● Énoncé a:
Relevez chaque ligne des enregistrements contenant la chaîne « size », en tenant compte de la casse.

● Texte:
───

Plus que 365 jours… (185/365)

Septembre… – II

[journal du marcheur – extrait]

C’est un son et un goût qui font revenir les couleurs.

Alors que je prends le frais au pied d’un arbre, du bruit me tire de ma rêverie: un seau en fer blanc qu’on traîne sur de la pierre puis l’anse qui tape contre le seau, fer contre fer. Je m’appuie sur les mains pour me redresser quand je sens des fruits sous mes paumes, des mirabelles; elles sont écrasées mais ont bonne façon, pas de vers, pas de pourriture, je les mange, me lèche mains et babines et me voilà transporté dans le jardin voisin, à l’époque de mes sept ans.

───

● Support de l'exercice:
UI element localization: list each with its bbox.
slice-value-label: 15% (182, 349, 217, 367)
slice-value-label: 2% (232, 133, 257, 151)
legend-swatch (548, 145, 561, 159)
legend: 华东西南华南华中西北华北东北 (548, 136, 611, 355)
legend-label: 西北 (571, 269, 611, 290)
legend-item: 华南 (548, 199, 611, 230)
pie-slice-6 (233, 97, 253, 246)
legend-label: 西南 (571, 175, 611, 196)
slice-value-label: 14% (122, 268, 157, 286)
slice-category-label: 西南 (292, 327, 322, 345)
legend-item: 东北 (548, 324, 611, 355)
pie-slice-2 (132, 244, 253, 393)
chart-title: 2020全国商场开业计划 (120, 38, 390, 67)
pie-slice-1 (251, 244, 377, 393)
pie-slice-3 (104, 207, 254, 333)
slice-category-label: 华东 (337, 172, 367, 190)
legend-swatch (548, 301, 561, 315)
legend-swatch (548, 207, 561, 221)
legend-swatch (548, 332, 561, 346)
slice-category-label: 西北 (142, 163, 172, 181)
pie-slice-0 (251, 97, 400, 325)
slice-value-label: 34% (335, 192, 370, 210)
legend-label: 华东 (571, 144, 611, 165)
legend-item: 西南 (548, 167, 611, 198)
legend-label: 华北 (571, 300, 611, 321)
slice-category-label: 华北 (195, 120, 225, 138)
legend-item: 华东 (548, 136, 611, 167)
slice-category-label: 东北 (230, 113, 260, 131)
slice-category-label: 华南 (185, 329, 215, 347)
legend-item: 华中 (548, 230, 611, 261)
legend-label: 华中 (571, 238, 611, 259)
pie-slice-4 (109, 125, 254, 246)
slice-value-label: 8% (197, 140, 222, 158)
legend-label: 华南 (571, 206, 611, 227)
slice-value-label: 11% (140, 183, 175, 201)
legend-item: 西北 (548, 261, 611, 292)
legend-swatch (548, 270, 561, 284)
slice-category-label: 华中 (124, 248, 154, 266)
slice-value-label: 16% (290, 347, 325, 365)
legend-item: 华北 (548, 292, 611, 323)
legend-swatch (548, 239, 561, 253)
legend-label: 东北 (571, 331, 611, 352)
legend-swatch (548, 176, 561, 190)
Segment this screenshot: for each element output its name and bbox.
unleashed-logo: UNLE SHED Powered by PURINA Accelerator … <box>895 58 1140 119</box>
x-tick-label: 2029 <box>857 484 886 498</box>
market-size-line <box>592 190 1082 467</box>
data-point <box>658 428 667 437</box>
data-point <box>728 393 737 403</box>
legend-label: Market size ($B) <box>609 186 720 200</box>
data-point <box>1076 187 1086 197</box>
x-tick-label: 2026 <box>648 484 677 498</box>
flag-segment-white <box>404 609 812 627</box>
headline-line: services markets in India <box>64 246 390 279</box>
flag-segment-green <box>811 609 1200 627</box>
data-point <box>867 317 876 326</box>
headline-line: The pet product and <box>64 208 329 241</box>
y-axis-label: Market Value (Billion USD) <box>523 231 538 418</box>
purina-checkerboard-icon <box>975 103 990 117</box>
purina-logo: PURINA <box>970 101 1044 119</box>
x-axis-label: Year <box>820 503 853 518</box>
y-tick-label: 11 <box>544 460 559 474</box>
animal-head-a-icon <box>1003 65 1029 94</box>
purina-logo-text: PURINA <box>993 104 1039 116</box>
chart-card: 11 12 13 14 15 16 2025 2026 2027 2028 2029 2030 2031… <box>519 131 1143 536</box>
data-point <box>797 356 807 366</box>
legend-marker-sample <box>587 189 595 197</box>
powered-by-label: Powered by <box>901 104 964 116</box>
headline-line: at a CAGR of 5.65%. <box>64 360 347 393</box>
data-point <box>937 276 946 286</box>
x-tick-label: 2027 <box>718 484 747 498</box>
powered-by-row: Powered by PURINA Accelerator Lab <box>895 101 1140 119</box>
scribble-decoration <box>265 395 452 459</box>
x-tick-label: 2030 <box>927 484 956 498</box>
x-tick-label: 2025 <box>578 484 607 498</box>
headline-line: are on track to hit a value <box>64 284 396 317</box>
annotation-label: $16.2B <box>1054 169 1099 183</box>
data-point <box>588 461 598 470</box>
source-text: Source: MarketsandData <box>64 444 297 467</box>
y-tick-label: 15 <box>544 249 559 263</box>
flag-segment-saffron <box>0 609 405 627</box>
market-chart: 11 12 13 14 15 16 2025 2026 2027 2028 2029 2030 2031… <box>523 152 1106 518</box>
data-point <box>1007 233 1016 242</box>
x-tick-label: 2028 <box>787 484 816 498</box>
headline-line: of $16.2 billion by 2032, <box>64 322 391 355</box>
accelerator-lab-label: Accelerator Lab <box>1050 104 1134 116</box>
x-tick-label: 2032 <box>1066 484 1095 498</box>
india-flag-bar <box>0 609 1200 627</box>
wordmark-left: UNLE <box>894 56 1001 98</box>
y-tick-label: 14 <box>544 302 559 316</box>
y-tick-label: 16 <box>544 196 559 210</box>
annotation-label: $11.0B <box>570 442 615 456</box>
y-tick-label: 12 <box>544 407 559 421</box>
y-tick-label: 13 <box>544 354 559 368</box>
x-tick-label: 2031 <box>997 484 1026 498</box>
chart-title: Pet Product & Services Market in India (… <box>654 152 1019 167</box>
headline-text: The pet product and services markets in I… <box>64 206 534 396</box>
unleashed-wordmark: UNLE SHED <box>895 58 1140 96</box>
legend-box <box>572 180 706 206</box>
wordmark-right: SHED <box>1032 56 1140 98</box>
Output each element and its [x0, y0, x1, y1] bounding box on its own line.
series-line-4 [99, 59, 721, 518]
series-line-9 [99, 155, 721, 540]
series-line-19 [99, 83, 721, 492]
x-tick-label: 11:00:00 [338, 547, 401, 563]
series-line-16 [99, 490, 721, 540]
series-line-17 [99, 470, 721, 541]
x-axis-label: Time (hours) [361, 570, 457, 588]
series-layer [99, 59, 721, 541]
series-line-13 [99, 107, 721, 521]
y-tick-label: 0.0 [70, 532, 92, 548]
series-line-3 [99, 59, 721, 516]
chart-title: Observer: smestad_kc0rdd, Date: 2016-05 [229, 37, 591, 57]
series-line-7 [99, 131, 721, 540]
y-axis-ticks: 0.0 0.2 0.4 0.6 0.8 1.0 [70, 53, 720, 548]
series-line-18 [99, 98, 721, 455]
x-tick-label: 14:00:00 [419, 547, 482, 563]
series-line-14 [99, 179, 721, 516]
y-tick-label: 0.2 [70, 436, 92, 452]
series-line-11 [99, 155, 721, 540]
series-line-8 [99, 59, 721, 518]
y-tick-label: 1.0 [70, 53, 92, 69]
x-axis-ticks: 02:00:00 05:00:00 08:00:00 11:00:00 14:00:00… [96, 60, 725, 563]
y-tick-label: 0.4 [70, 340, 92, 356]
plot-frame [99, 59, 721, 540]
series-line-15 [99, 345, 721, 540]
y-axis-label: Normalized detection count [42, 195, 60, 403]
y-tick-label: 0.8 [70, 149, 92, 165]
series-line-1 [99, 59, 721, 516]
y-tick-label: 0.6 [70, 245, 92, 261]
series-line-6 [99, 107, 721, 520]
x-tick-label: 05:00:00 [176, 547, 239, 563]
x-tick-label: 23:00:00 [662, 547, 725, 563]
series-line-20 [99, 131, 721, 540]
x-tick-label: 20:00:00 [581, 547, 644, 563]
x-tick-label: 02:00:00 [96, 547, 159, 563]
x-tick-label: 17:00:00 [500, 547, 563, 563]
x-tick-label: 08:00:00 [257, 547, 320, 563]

───

● Énoncé b:
Reproduisez à l'identique le passage de l'extrait du journal qui va de « Septembre… – II » jusqu'à « mes sept ans. » inclus.

● Corrigé complet a:
market-size-line <box>592 190 1082 467</box>
legend-label: Market size ($B) <box>609 186 720 200</box>

● Corrigé complet b:
Septembre… – II

[journal du marcheur – extrait]

C’est un son et un goût qui font revenir les couleurs.

Alors que je prends le frais au pied d’un arbre, du bruit me tire de ma rêverie: un seau en fer blanc qu’on traîne sur de la pierre puis l’anse qui tape contre le seau, fer contre fer. Je m’appuie sur les mains pour me redresser quand je sens des fruits sous mes paumes, des mirabelles; elles sont écrasées mais ont bonne façon, pas de vers, pas de pourriture, je les mange, me lèche mains et babines et me voilà transporté dans le jardin voisin, à l’époque de mes sept ans.